Raw data

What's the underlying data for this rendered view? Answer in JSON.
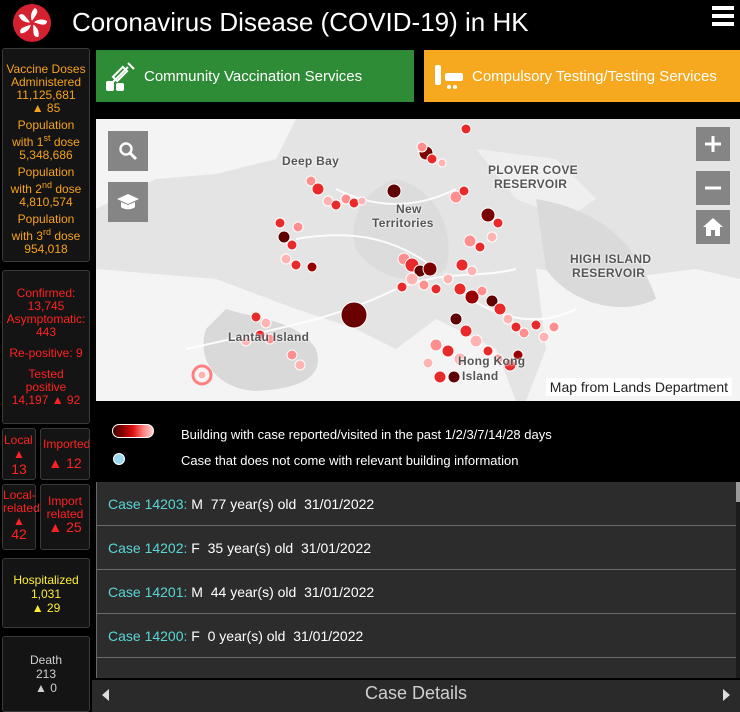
{
  "header": {
    "title": "Coronavirus Disease (COVID-19) in HK",
    "logo_icon": "hksar-bauhinia-icon",
    "menu_icon": "hamburger-menu-icon"
  },
  "vaccination": {
    "doses_label_1": "Vaccine Doses",
    "doses_label_2": "Administered",
    "doses_value": "11,125,681",
    "doses_change": "▲ 85",
    "first_label_1": "Population",
    "first_label_2a": "with 1",
    "first_label_2sup": "st",
    "first_label_2b": " dose",
    "first_value": "5,348,686",
    "second_label_1": "Population",
    "second_label_2a": "with 2",
    "second_label_2sup": "nd",
    "second_label_2b": " dose",
    "second_value": "4,810,574",
    "third_label_1": "Population",
    "third_label_2a": "with 3",
    "third_label_2sup": "rd",
    "third_label_2b": " dose",
    "third_value": "954,018"
  },
  "cases": {
    "confirmed_label": "Confirmed:",
    "confirmed_value": "13,745",
    "asymptomatic_label": "Asymptomatic:",
    "asymptomatic_value": "443",
    "repositive": "Re-positive:  9",
    "tested_label_1": "Tested",
    "tested_label_2": "positive",
    "tested_value": "14,197 ▲ 92"
  },
  "local": {
    "label": "Local",
    "arrow": "▲",
    "value": "13"
  },
  "imported": {
    "label": "Imported",
    "value": "▲ 12"
  },
  "local_related": {
    "label_1": "Local-",
    "label_2": "related",
    "arrow": "▲",
    "value": "42"
  },
  "import_related": {
    "label_1": "Import",
    "label_2": "related",
    "value": "▲ 25"
  },
  "hospitalized": {
    "label": "Hospitalized",
    "value": "1,031",
    "change": "▲ 29"
  },
  "death": {
    "label": "Death",
    "value": "213",
    "change": "▲ 0"
  },
  "services": {
    "vaccination": "Community Vaccination Services",
    "testing": "Compulsory Testing/Testing Services"
  },
  "map": {
    "labels": {
      "deep_bay": "Deep Bay",
      "new_territories_1": "New",
      "new_territories_2": "Territories",
      "plover_1": "PLOVER COVE",
      "plover_2": "RESERVOIR",
      "high_island_1": "HIGH ISLAND",
      "high_island_2": "RESERVOIR",
      "lantau": "Lantau Island",
      "hk_island_1": "Hong Kong",
      "hk_island_2": "Island"
    },
    "attribution": "Map from Lands Department",
    "buttons": {
      "search_icon": "search-icon",
      "basemap_icon": "graduation-cap-icon",
      "zoom_in_icon": "plus-icon",
      "zoom_out_icon": "minus-icon",
      "home_icon": "home-icon"
    }
  },
  "legend": {
    "building_text": "Building with case reported/visited in the past 1/2/3/7/14/28 days",
    "nobuilding_text": "Case that does not come with relevant building information"
  },
  "case_list": [
    {
      "number": "Case 14203:",
      "details": " M  77 year(s) old  31/01/2022"
    },
    {
      "number": "Case 14202:",
      "details": " F  35 year(s) old  31/01/2022"
    },
    {
      "number": "Case 14201:",
      "details": " M  44 year(s) old  31/01/2022"
    },
    {
      "number": "Case 14200:",
      "details": " F  0 year(s) old  31/01/2022"
    }
  ],
  "footer": {
    "title": "Case Details"
  },
  "colors": {
    "vaccination_orange": "#f7a21b",
    "cases_red": "#ff2222",
    "hospital_yellow": "#ffee33",
    "service_green": "#2f8c36",
    "service_orange": "#f6a81f",
    "case_number_cyan": "#5ad6d6"
  }
}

Goal of the exercise
The data above should be restated exactly, with its images dropped.

Exercise output
What's the underlying data for this rendered view? Answer in JSON.
{
  "header": {
    "title": "Coronavirus Disease (COVID-19) in HK",
    "logo_icon": "hksar-bauhinia-icon",
    "menu_icon": "hamburger-menu-icon"
  },
  "vaccination": {
    "doses_label_1": "Vaccine Doses",
    "doses_label_2": "Administered",
    "doses_value": "11,125,681",
    "doses_change": "▲ 85",
    "first_label_1": "Population",
    "first_label_2a": "with 1",
    "first_label_2sup": "st",
    "first_label_2b": " dose",
    "first_value": "5,348,686",
    "second_label_1": "Population",
    "second_label_2a": "with 2",
    "second_label_2sup": "nd",
    "second_label_2b": " dose",
    "second_value": "4,810,574",
    "third_label_1": "Population",
    "third_label_2a": "with 3",
    "third_label_2sup": "rd",
    "third_label_2b": " dose",
    "third_value": "954,018"
  },
  "cases": {
    "confirmed_label": "Confirmed:",
    "confirmed_value": "13,745",
    "asymptomatic_label": "Asymptomatic:",
    "asymptomatic_value": "443",
    "repositive": "Re-positive:  9",
    "tested_label_1": "Tested",
    "tested_label_2": "positive",
    "tested_value": "14,197 ▲ 92"
  },
  "local": {
    "label": "Local",
    "arrow": "▲",
    "value": "13"
  },
  "imported": {
    "label": "Imported",
    "value": "▲ 12"
  },
  "local_related": {
    "label_1": "Local-",
    "label_2": "related",
    "arrow": "▲",
    "value": "42"
  },
  "import_related": {
    "label_1": "Import",
    "label_2": "related",
    "value": "▲ 25"
  },
  "hospitalized": {
    "label": "Hospitalized",
    "value": "1,031",
    "change": "▲ 29"
  },
  "death": {
    "label": "Death",
    "value": "213",
    "change": "▲ 0"
  },
  "services": {
    "vaccination": "Community Vaccination Services",
    "testing": "Compulsory Testing/Testing Services"
  },
  "map": {
    "labels": {
      "deep_bay": "Deep Bay",
      "new_territories_1": "New",
      "new_territories_2": "Territories",
      "plover_1": "PLOVER COVE",
      "plover_2": "RESERVOIR",
      "high_island_1": "HIGH ISLAND",
      "high_island_2": "RESERVOIR",
      "lantau": "Lantau Island",
      "hk_island_1": "Hong Kong",
      "hk_island_2": "Island"
    },
    "attribution": "Map from Lands Department",
    "buttons": {
      "search_icon": "search-icon",
      "basemap_icon": "graduation-cap-icon",
      "zoom_in_icon": "plus-icon",
      "zoom_out_icon": "minus-icon",
      "home_icon": "home-icon"
    }
  },
  "legend": {
    "building_text": "Building with case reported/visited in the past 1/2/3/7/14/28 days",
    "nobuilding_text": "Case that does not come with relevant building information"
  },
  "case_list": [
    {
      "number": "Case 14203:",
      "details": " M  77 year(s) old  31/01/2022"
    },
    {
      "number": "Case 14202:",
      "details": " F  35 year(s) old  31/01/2022"
    },
    {
      "number": "Case 14201:",
      "details": " M  44 year(s) old  31/01/2022"
    },
    {
      "number": "Case 14200:",
      "details": " F  0 year(s) old  31/01/2022"
    }
  ],
  "footer": {
    "title": "Case Details"
  },
  "colors": {
    "vaccination_orange": "#f7a21b",
    "cases_red": "#ff2222",
    "hospital_yellow": "#ffee33",
    "service_green": "#2f8c36",
    "service_orange": "#f6a81f",
    "case_number_cyan": "#5ad6d6"
  }
}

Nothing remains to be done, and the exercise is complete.